- Exercise aim
State only the number of lines that contain the string "structured".

- Dataset
+---+

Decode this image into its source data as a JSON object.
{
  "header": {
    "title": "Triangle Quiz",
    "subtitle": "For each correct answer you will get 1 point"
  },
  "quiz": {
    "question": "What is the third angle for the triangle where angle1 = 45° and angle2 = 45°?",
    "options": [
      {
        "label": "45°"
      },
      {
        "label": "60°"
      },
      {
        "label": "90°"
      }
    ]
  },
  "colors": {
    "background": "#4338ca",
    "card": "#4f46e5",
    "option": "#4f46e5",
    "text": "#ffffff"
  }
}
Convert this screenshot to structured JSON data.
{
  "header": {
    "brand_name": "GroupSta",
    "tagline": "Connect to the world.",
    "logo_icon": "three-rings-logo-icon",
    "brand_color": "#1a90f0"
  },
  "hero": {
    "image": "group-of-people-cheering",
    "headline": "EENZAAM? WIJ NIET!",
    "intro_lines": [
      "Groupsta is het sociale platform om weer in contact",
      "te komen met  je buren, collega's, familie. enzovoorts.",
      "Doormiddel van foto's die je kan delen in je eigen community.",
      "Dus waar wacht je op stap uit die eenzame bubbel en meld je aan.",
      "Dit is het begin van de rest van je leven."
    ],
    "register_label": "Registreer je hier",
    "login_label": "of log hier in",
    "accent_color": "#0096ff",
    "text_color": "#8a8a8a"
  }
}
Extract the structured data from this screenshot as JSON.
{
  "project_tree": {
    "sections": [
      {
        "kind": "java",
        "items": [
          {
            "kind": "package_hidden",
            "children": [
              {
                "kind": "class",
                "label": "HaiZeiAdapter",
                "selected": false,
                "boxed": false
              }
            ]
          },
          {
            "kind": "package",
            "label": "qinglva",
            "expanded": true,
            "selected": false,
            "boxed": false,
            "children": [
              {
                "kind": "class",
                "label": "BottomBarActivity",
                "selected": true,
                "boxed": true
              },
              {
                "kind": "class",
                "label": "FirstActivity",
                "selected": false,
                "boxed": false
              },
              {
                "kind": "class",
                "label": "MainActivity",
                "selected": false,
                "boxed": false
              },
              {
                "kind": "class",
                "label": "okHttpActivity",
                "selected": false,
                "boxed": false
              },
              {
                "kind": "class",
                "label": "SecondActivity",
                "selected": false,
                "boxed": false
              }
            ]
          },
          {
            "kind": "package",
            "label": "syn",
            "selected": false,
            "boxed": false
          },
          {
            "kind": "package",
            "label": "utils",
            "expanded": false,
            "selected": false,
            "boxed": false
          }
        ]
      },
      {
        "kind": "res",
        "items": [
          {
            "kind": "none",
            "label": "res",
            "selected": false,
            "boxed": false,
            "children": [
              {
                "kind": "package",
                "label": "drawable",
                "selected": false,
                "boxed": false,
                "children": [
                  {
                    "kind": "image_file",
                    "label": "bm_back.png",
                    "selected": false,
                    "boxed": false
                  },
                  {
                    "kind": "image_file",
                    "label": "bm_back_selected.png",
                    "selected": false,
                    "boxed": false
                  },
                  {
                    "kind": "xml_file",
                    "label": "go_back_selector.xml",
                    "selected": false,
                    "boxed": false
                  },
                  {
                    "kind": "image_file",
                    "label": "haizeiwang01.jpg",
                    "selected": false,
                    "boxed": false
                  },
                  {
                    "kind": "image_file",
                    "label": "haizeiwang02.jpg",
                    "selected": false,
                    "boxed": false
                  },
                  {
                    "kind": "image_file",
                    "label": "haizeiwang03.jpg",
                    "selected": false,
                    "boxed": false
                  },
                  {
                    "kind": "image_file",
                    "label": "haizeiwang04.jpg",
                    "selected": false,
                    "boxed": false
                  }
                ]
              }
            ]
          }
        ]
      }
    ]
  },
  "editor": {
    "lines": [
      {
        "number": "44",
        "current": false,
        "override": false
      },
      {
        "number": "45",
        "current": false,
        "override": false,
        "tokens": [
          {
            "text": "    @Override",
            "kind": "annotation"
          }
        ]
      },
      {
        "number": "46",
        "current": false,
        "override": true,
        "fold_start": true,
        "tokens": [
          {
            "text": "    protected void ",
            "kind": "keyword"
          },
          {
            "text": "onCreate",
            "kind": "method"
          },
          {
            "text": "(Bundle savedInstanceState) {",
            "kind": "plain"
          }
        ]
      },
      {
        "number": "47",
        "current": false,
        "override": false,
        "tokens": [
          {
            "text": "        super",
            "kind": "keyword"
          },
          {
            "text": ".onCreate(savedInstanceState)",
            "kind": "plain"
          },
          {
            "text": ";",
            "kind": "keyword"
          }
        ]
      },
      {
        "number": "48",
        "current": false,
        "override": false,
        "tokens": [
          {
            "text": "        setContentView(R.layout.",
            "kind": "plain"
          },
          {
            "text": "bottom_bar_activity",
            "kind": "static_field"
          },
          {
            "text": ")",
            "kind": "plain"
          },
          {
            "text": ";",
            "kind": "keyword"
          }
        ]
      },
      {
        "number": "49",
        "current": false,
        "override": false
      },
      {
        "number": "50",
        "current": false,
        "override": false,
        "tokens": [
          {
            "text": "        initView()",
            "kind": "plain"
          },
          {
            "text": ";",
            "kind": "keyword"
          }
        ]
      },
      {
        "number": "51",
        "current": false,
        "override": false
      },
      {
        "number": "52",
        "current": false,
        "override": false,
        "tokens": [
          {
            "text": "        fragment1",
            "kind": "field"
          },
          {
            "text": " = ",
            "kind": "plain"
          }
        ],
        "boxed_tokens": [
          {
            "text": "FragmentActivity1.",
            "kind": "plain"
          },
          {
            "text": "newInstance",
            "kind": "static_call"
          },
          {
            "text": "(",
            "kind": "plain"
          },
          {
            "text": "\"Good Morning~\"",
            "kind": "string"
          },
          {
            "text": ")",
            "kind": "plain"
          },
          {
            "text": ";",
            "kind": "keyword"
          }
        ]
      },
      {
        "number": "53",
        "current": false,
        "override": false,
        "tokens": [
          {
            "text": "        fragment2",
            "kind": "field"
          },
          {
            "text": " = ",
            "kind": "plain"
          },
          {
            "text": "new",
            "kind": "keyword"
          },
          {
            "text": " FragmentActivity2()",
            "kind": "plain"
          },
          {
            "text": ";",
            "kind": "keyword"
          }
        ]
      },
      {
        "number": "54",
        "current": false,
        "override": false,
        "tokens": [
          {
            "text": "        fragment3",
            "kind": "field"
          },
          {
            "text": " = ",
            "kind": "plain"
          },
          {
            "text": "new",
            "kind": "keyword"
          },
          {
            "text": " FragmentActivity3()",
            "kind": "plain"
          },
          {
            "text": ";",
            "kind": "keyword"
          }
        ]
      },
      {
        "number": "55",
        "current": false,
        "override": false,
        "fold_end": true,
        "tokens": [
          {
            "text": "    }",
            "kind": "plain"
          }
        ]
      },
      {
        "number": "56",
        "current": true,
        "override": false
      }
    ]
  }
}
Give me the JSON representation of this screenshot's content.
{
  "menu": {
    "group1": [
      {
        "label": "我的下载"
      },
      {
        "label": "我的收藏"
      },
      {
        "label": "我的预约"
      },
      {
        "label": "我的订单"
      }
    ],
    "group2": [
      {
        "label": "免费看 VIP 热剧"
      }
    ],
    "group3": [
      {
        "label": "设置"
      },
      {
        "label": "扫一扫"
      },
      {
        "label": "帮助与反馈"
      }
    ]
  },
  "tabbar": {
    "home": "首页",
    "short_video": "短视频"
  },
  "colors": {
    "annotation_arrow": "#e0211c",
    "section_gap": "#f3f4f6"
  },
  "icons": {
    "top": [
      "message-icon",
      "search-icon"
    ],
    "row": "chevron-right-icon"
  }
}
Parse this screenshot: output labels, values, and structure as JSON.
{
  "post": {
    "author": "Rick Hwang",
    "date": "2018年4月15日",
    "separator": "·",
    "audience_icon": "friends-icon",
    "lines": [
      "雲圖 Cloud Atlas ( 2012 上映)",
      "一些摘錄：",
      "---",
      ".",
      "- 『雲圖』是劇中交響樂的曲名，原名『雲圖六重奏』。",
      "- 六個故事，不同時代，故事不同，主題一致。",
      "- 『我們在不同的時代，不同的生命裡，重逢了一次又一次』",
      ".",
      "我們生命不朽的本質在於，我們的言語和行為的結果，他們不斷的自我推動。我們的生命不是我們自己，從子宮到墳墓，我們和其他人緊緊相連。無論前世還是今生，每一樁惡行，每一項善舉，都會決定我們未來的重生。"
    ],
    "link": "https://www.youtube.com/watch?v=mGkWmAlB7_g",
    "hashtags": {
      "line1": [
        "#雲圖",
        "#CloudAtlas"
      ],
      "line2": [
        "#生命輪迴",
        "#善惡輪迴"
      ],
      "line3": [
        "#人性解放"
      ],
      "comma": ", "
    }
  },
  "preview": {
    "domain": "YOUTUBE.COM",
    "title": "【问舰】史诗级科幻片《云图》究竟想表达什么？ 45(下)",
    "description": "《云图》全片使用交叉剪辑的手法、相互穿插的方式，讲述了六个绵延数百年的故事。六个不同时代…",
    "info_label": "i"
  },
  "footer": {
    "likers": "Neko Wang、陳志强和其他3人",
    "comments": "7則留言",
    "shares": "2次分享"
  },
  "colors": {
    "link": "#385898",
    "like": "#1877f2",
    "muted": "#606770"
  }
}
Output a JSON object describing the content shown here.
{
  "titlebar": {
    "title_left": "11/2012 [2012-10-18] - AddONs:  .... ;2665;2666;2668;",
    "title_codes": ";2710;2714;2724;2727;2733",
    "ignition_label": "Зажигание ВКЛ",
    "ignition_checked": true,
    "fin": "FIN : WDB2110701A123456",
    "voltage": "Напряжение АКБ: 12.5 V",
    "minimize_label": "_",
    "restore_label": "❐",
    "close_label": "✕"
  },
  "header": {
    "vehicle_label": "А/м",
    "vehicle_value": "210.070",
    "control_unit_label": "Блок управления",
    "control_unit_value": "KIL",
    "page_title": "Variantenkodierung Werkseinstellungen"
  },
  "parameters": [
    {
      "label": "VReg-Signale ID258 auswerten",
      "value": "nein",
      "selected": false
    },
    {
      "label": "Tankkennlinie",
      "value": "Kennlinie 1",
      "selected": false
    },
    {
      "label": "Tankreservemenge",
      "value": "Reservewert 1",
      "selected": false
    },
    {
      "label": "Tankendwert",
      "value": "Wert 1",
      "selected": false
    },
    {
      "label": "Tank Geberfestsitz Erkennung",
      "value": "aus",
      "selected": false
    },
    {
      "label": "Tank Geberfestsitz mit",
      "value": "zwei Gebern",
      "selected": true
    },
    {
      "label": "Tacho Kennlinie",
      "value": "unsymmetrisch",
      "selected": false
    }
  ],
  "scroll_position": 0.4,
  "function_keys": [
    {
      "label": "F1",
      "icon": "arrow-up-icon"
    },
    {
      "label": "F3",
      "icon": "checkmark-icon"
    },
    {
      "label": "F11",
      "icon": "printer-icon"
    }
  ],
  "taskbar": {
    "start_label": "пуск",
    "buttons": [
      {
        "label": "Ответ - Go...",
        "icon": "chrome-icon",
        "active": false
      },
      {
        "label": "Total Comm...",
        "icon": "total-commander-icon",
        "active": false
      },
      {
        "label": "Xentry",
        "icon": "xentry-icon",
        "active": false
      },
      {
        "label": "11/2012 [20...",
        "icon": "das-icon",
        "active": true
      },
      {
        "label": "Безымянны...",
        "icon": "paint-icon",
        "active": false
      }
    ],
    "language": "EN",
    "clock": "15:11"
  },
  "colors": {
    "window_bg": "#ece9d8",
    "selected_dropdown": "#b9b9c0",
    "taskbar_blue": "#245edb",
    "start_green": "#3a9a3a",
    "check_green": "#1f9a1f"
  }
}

+---+

- Finished answer
2